Extend the forum discussion of Vonage internet phone service with further posts that begin after its final entry.

Given passage:
-=-=-=-=-

Link Posted: 1/6/2006 8:17:52 AM EDT
yep i have it and it works great for me i can call my brother in pa with no long distance charges i havent had any problems with mine.
Link Posted: 1/6/2006 8:26:25 AM EDT
Two of my friends have it. One has no problems at all. The other has static and popping on the line, and sometimes his outgoing calls don't go through. I think it largely depends on how you have it wired up in your house and how good your ISP is.
Link Posted: 1/6/2006 8:26:52 AM EDT
I have two main gripes.

One, the person on the other end of the line can't seem to hear us if they are talking.
So if my wife calls her mom, and her mom starts rambling on and on and on and on......
My wife can't get a word in to tell her someone is ringing the doorbell.

And two, if I am uploading anything to the internet on my PC,
then the person on the other end of the line hears a very choppy conversation.

Other than that, I love the fact that it is free unlimited long distance.
You can program features online.
For example, I have it set so if after 15 seconds of no answer, it forwards the
call to my cell phone.

Oh, and the lack of enhanced 911 kind of bothers me.
Link Posted: 1/6/2006 8:45:55 AM EDT
Try SunRocket and compare services, I've just signed up with them. E911 included, all in price, free phones etc, etc.
Link Posted: 1/6/2006 8:53:04 AM EDT
Yup. Had it for a few months. Generally, I've been pretty happy with it. For 14.99/mo it's hard to beat the set of features you get with it. However, sometimes the person I'm calling out to reports that I sound a bit choppy. But it just seems to happen now and then, so nothing bad enough that I would stop using it.
Link Posted: 1/6/2006 8:54:56 AM EDT
I have it and like it a lot. There can be a slight static on the line sometimes, but that could be due to bad lines that aren't Vonage's fault or even the phones being used themselves.

Every now and then I have gotten calls that just DROP without warning, but that's pretty rare and could be my glitchy phones (I have some Siemens 2200/2400 series phones that are known to be tempermental).
Link Posted: 1/6/2006 8:58:01 AM EDT
My inlaws are in Florida. My brother is in Michigan. It would have to be pretty damn crappy for me to drop the savings I'm experiencing... I pay less for my total phone bill than I used to do for a basic land line.

I like it.
Link Posted: 1/6/2006 9:01:42 AM EDT
[Last Edit: 1/6/2006 9:02:40 AM EDT by lordtrader]
Link Posted: 1/6/2006 9:05:35 AM EDT
I have had Vonage for about 5 months with no problems. Calls have been clear and the only adjustment I had to make was to turn down the volume. Internet speed does not seem to be influenced when I am using the phone, but I have a reasonably fast connection speed.
Link Posted: 1/6/2006 9:06:29 AM EDT
I have had Vonage for about a year now, and I couldn't be happier with with it.

No issues at all. Every bit as good as regular phone service, and a HELL of alot cheaper.

-=-=-=-=-

Information provided:
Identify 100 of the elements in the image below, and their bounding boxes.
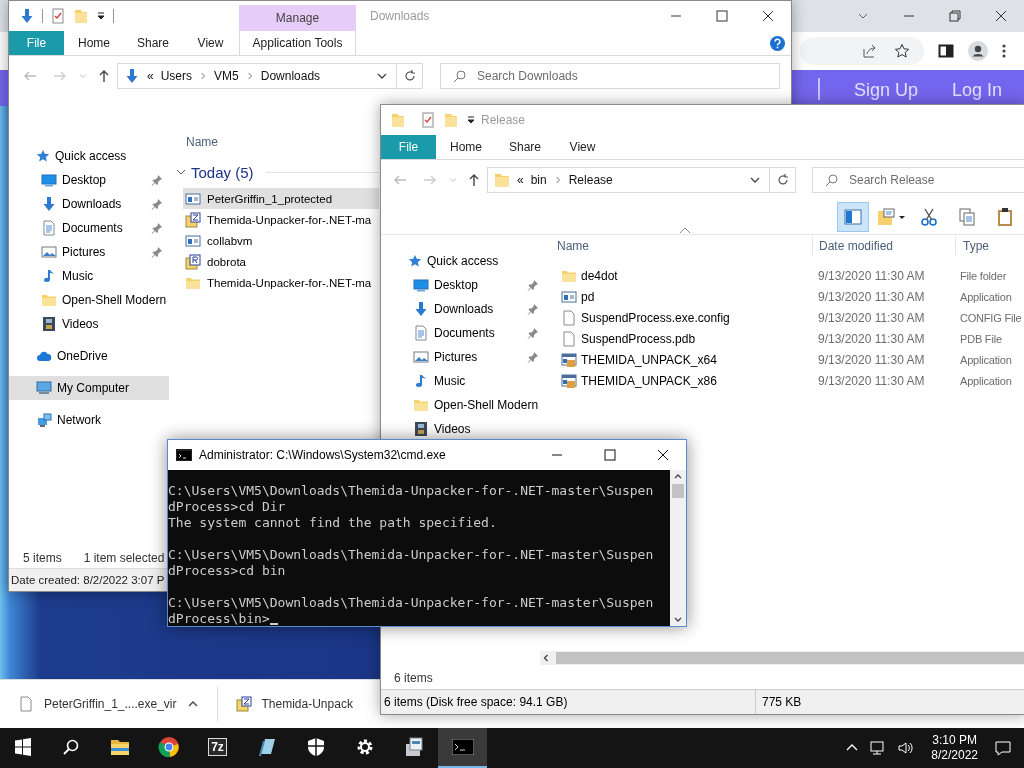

-=-=-=-=-

Output:
Link Posted: 1/6/2006 9:10:16 AM EDT
I've been using Vonage for about 3 years now.

It's great.
Link Posted: 1/6/2006 9:31:18 AM EDT
I have been using SunRocket for about 6 months. It works great and is a better deal than Vonage. Check it out.
Link Posted: 1/6/2006 9:33:00 AM EDT
I'd like to see Congress, the FCC and the states change the rules so the Vonages of the world would have to pay the telephone and cable companies for the use their facilities into your homes and businesses. Then let's see how affordable they are!

What other business has to allow a competitor access to their networks into their customers homes and businesses for no cost so they can steal their revenue base? And then saddle the phone company with the high cost of maintaining those facilities. And then saddle the phone companies with carrier of last resort obligations that impose real costs on the phone companies that their competitors do not have to share. It's easy to blame the phone companies for the slow service and high costs without knowing the rest of the story.

Of course, maybe I'm biased since I work for a major telephone company! Let the flaming begin!
Link Posted: 1/6/2006 9:38:13 AM EDT
[Last Edit: 1/6/2006 9:38:31 AM EDT by thelastgunslinger]

Originally Posted By WOLFER:
I'd like to see Congress, the FCC and the states change the rules so the Vonages of the world would have to pay the telephone and cable companies for the use their facilities into your homes and businesses. Then let's see how affordable they are!

What other business has to allow a competitor access to their networks into their customers homes and businesses for no cost so they can steal their revenue base? And then saddle the phone company with the high cost of maintaining those facilities. And then saddle the phone companies with carrier of last resort obligations that impose real costs on the phone companies that their competitors do not have to share. It's easy to blame the phone companies for the slow service and high costs without knowing the rest of the story.

Of course, maybe I'm biased since I work for a major telephone company! Let the flaming begin!



I am not following you. I pay Comcast for the high speed internet line into my house. THEY ARE GETTING PAID FOR THE USE OF THEIR FACILITIES, BY ME. What I do with the bandwidth that I buy is up to me. I choose to run a VOIP system on it.
Link Posted: 1/6/2006 9:42:49 AM EDT

Originally Posted By thelastgunslinger:

Originally Posted By WOLFER:
I'd like to see Congress, the FCC and the states change the rules so the Vonages of the world would have to pay the telephone and cable companies for the use their facilities into your homes and businesses. Then let's see how affordable they are!

What other business has to allow a competitor access to their networks into their customers homes and businesses for no cost so they can steal their revenue base? And then saddle the phone company with the high cost of maintaining those facilities. And then saddle the phone companies with carrier of last resort obligations that impose real costs on the phone companies that their competitors do not have to share. It's easy to blame the phone companies for the slow service and high costs without knowing the rest of the story.

Of course, maybe I'm biased since I work for a major telephone company! Let the flaming begin!



I am not following you. I pay Comcast for the high speed internet line into my house. THEY ARE GETTING PAID FOR THE USE OF THEIR FACILITIES, BY ME. What I do with the bandwidth that I buy is up to me. I choose to run a VOIP system on it.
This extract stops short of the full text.